### TASK GOAL
Check every line below for the string "Mouse", and copy the lines that contain it.
········
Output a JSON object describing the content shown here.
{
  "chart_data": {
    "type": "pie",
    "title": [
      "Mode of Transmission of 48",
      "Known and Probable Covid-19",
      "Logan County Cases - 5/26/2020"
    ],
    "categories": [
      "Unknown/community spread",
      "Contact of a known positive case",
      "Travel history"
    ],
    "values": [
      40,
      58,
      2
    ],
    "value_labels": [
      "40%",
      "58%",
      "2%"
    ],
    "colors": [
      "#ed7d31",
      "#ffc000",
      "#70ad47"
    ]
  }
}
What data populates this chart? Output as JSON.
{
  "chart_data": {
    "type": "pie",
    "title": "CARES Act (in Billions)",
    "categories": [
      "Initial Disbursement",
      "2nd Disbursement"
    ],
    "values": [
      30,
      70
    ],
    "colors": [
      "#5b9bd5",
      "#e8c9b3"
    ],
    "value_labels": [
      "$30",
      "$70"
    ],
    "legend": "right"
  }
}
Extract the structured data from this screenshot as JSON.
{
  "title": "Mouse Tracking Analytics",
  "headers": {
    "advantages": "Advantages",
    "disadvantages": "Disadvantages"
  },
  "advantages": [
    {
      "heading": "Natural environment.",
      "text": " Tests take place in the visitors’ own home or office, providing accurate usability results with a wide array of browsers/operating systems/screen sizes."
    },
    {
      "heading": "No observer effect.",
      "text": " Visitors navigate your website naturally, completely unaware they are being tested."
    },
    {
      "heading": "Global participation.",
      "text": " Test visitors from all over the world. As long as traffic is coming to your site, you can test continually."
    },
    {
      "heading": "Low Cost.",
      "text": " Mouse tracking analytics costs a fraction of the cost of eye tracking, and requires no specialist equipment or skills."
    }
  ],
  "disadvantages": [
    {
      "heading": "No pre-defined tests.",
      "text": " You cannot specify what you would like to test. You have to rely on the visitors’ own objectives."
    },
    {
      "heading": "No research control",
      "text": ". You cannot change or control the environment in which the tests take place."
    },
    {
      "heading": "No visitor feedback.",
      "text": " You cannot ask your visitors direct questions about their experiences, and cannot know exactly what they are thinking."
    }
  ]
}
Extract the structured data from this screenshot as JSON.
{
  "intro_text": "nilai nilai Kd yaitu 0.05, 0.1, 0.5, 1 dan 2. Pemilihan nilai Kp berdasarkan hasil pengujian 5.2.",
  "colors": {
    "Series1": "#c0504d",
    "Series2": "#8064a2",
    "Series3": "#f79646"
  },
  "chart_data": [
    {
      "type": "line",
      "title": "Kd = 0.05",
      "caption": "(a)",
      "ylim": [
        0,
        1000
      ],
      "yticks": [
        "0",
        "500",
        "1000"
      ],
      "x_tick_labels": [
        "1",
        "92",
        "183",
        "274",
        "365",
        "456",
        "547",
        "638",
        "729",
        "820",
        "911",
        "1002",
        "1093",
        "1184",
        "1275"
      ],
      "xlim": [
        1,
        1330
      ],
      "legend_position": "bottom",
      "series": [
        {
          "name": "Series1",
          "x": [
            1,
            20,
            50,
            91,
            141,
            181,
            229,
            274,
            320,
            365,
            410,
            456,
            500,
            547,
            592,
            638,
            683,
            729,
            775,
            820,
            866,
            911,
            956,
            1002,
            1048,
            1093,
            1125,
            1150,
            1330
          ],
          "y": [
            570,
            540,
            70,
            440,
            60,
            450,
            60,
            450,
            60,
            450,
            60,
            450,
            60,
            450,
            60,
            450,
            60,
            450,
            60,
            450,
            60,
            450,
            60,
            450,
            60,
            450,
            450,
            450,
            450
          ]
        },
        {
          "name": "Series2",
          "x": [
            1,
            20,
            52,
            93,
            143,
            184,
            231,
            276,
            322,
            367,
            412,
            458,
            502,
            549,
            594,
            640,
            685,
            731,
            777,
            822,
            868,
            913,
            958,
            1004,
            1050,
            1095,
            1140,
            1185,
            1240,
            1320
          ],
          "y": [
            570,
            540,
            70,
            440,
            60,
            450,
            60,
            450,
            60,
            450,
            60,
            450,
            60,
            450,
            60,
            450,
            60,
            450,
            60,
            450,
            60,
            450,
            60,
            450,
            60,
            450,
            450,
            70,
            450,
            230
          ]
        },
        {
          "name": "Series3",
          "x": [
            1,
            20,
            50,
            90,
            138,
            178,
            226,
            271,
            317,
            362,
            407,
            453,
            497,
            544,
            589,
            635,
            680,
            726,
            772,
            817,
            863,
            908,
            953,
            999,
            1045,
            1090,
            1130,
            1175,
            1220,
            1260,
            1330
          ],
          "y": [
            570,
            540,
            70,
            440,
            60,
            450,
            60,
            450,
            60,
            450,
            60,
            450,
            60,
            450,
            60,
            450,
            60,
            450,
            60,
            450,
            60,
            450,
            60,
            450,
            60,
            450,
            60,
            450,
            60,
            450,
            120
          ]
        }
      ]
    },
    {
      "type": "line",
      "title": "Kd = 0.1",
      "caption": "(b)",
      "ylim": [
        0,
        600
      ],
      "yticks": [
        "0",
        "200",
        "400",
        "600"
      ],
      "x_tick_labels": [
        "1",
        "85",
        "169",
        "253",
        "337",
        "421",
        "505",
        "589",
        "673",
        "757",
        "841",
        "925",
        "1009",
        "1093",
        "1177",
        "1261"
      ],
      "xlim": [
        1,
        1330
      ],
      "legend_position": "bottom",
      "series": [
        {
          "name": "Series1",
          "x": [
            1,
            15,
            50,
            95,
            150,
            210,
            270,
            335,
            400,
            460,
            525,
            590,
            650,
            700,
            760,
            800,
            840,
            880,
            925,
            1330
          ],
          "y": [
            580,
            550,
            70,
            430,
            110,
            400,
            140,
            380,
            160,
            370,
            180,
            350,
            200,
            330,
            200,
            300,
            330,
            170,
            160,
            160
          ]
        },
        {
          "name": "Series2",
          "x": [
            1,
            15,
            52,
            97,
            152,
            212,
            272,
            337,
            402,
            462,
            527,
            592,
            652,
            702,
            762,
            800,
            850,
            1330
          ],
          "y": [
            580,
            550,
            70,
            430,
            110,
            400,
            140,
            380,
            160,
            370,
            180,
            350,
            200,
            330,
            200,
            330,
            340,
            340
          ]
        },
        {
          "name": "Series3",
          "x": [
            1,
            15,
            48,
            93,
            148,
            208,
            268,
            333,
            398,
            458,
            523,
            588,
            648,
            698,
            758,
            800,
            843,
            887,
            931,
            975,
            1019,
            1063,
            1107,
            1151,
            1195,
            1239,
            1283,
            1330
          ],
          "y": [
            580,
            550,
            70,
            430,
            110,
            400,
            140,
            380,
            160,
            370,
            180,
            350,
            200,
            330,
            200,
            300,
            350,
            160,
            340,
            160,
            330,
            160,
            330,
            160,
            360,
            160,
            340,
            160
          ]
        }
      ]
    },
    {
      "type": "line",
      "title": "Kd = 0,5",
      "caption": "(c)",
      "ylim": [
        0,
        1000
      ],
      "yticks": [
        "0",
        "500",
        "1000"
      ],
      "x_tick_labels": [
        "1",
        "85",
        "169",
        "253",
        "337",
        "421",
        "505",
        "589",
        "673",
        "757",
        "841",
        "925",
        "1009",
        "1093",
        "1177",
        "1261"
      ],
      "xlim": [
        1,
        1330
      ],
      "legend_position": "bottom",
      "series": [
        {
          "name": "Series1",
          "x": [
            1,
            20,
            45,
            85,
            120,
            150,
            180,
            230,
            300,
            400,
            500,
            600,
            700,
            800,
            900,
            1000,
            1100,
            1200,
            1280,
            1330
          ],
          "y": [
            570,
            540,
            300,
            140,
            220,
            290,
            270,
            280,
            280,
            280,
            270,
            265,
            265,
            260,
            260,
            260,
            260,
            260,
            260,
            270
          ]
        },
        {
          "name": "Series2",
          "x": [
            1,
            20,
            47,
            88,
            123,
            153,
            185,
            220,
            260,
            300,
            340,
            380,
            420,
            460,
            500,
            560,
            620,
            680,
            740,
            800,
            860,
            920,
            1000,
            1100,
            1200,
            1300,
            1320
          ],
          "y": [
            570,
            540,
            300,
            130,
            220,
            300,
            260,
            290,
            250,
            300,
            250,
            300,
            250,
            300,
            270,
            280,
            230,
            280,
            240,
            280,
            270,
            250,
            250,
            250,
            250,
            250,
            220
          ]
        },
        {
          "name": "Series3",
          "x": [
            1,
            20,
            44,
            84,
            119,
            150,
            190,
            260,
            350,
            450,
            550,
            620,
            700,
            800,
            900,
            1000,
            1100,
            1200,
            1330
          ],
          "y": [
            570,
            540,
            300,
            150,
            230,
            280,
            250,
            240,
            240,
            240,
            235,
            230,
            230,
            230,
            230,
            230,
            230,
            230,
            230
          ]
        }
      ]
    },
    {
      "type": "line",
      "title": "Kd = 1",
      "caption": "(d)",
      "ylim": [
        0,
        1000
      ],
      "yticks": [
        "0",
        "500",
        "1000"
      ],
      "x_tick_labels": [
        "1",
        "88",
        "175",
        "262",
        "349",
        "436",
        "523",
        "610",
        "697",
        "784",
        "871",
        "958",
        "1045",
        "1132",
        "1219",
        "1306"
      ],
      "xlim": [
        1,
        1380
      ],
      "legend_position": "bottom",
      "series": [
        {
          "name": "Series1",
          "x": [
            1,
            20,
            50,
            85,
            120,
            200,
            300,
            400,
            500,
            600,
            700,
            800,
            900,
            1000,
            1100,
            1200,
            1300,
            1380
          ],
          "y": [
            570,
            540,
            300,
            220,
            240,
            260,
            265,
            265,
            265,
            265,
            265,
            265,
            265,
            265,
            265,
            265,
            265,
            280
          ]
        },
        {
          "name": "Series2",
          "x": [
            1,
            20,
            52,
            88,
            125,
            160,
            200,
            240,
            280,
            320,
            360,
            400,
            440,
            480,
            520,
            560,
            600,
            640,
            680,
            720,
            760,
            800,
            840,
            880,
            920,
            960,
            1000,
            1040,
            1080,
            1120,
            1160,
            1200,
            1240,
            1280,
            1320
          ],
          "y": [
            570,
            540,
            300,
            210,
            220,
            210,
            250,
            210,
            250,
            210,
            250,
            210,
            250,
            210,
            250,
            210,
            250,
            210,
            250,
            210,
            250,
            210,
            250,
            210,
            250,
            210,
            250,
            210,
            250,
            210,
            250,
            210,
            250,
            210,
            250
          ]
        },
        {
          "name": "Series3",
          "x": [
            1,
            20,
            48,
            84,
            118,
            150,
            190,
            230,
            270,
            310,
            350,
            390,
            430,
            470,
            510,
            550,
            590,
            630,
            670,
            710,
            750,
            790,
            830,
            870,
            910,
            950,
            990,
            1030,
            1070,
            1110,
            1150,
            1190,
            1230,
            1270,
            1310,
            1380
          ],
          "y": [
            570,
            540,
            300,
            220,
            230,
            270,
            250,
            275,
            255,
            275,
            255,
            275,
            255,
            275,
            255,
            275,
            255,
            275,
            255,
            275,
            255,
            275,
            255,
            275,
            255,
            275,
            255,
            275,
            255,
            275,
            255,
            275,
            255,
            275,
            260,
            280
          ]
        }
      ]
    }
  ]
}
········
### EXERCISE OUTPUT
  "title": "Mouse Tracking Analytics",
      "text": " Mouse tracking analytics costs a fraction of the cost of eye tracking, and requires no specialist equipment or skills."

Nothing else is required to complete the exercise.